Set the listing down again exactly, please, apart from its pictures.
"""
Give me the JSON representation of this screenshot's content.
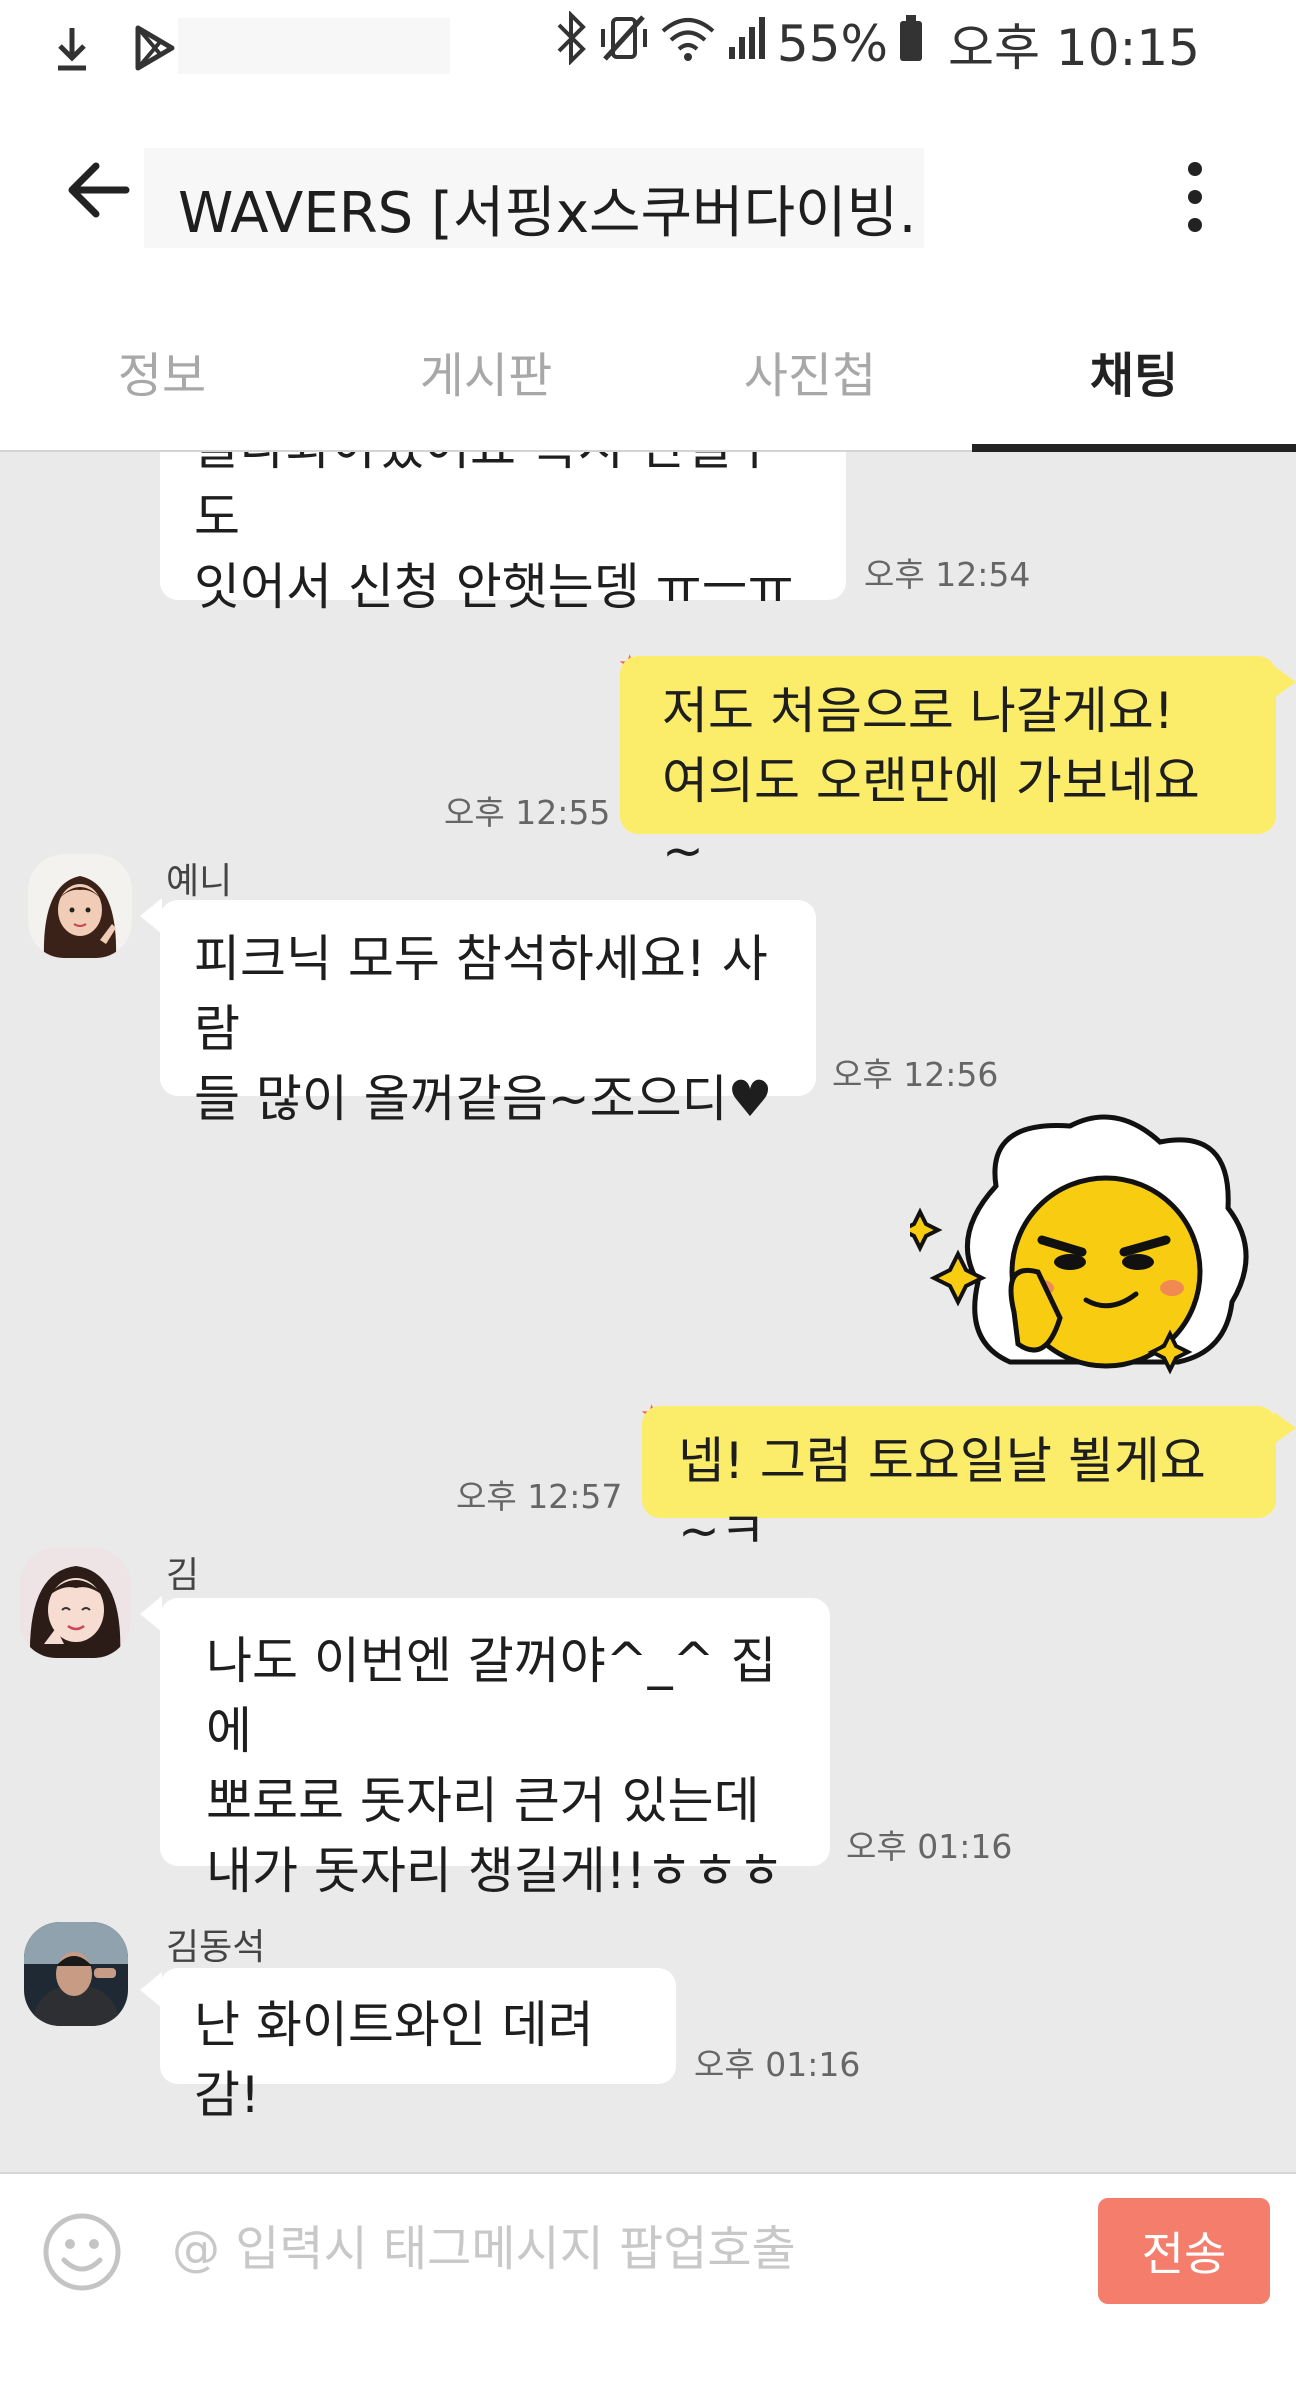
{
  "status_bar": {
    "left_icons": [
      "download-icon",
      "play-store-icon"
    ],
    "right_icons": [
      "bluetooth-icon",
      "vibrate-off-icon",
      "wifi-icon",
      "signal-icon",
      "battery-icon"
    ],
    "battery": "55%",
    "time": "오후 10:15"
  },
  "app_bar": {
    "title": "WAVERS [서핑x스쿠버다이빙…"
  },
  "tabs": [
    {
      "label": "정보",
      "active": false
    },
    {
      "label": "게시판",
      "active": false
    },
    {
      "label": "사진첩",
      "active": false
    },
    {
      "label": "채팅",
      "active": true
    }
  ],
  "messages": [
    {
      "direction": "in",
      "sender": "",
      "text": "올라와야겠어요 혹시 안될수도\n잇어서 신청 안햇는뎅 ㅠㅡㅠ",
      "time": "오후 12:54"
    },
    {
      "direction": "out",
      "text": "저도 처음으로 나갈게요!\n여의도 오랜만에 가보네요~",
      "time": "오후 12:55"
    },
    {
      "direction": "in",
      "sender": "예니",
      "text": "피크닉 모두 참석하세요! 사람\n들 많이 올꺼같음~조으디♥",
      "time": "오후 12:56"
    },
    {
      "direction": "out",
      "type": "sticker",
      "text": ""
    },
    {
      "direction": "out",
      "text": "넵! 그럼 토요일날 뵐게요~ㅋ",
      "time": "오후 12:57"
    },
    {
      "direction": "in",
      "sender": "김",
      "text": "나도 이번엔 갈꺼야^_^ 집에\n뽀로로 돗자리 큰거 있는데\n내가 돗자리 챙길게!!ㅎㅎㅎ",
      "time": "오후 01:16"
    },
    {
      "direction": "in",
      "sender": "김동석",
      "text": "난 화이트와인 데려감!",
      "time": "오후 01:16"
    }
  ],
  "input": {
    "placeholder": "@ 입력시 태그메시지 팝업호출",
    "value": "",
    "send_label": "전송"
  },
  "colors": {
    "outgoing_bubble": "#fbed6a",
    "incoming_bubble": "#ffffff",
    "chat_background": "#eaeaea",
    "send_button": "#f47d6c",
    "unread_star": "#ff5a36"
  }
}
"""
Finished answer.
Give me the JSON representation of this screenshot's content.
{
  "status_bar": {
    "left_icons": [
      "download-icon",
      "play-store-icon"
    ],
    "right_icons": [
      "bluetooth-icon",
      "vibrate-off-icon",
      "wifi-icon",
      "signal-icon",
      "battery-icon"
    ],
    "battery": "55%",
    "time": "오후 10:15"
  },
  "app_bar": {
    "title": "WAVERS [서핑x스쿠버다이빙…"
  },
  "tabs": [
    {
      "label": "정보",
      "active": false
    },
    {
      "label": "게시판",
      "active": false
    },
    {
      "label": "사진첩",
      "active": false
    },
    {
      "label": "채팅",
      "active": true
    }
  ],
  "messages": [
    {
      "direction": "in",
      "sender": "",
      "text": "올라와야겠어요 혹시 안될수도\n잇어서 신청 안햇는뎅 ㅠㅡㅠ",
      "time": "오후 12:54"
    },
    {
      "direction": "out",
      "text": "저도 처음으로 나갈게요!\n여의도 오랜만에 가보네요~",
      "time": "오후 12:55"
    },
    {
      "direction": "in",
      "sender": "예니",
      "text": "피크닉 모두 참석하세요! 사람\n들 많이 올꺼같음~조으디♥",
      "time": "오후 12:56"
    },
    {
      "direction": "out",
      "type": "sticker",
      "text": ""
    },
    {
      "direction": "out",
      "text": "넵! 그럼 토요일날 뵐게요~ㅋ",
      "time": "오후 12:57"
    },
    {
      "direction": "in",
      "sender": "김",
      "text": "나도 이번엔 갈꺼야^_^ 집에\n뽀로로 돗자리 큰거 있는데\n내가 돗자리 챙길게!!ㅎㅎㅎ",
      "time": "오후 01:16"
    },
    {
      "direction": "in",
      "sender": "김동석",
      "text": "난 화이트와인 데려감!",
      "time": "오후 01:16"
    }
  ],
  "input": {
    "placeholder": "@ 입력시 태그메시지 팝업호출",
    "value": "",
    "send_label": "전송"
  },
  "colors": {
    "outgoing_bubble": "#fbed6a",
    "incoming_bubble": "#ffffff",
    "chat_background": "#eaeaea",
    "send_button": "#f47d6c",
    "unread_star": "#ff5a36"
  }
}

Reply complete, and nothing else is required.